REQUIRED TASK: Write out every line of the material exactly as it appears.
── LISTED ENTRIES ──
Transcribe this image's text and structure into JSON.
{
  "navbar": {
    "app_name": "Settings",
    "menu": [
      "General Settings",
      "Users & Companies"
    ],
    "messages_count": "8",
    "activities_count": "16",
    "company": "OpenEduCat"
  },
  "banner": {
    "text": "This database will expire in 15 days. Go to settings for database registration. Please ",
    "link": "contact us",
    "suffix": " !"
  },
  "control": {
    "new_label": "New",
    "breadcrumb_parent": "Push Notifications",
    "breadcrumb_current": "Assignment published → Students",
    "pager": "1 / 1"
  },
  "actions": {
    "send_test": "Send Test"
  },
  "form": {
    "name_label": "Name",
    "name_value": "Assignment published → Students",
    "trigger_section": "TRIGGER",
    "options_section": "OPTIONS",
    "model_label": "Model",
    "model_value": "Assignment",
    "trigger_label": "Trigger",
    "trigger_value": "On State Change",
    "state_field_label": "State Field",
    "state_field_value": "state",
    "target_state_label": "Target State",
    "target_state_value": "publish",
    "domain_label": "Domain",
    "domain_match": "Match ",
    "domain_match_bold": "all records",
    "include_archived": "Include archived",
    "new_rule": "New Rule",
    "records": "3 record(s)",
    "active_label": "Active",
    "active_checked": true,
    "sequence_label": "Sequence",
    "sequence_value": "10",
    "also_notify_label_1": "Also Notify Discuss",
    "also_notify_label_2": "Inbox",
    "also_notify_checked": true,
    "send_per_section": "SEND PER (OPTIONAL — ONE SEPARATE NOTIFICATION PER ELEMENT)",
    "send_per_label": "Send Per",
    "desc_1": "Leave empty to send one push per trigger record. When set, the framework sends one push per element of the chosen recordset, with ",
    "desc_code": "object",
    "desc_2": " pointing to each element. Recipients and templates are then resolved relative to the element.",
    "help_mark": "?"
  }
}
───
FINISHED TASK:
Transcribe this image's text and structure into JSON.
{
  "navbar": {
    "app_name": "Settings",
    "menu": [
      "General Settings",
      "Users & Companies"
    ],
    "messages_count": "8",
    "activities_count": "16",
    "company": "OpenEduCat"
  },
  "banner": {
    "text": "This database will expire in 15 days. Go to settings for database registration. Please ",
    "link": "contact us",
    "suffix": " !"
  },
  "control": {
    "new_label": "New",
    "breadcrumb_parent": "Push Notifications",
    "breadcrumb_current": "Assignment published → Students",
    "pager": "1 / 1"
  },
  "actions": {
    "send_test": "Send Test"
  },
  "form": {
    "name_label": "Name",
    "name_value": "Assignment published → Students",
    "trigger_section": "TRIGGER",
    "options_section": "OPTIONS",
    "model_label": "Model",
    "model_value": "Assignment",
    "trigger_label": "Trigger",
    "trigger_value": "On State Change",
    "state_field_label": "State Field",
    "state_field_value": "state",
    "target_state_label": "Target State",
    "target_state_value": "publish",
    "domain_label": "Domain",
    "domain_match": "Match ",
    "domain_match_bold": "all records",
    "include_archived": "Include archived",
    "new_rule": "New Rule",
    "records": "3 record(s)",
    "active_label": "Active",
    "active_checked": true,
    "sequence_label": "Sequence",
    "sequence_value": "10",
    "also_notify_label_1": "Also Notify Discuss",
    "also_notify_label_2": "Inbox",
    "also_notify_checked": true,
    "send_per_section": "SEND PER (OPTIONAL — ONE SEPARATE NOTIFICATION PER ELEMENT)",
    "send_per_label": "Send Per",
    "desc_1": "Leave empty to send one push per trigger record. When set, the framework sends one push per element of the chosen recordset, with ",
    "desc_code": "object",
    "desc_2": " pointing to each element. Recipients and templates are then resolved relative to the element.",
    "help_mark": "?"
  }
}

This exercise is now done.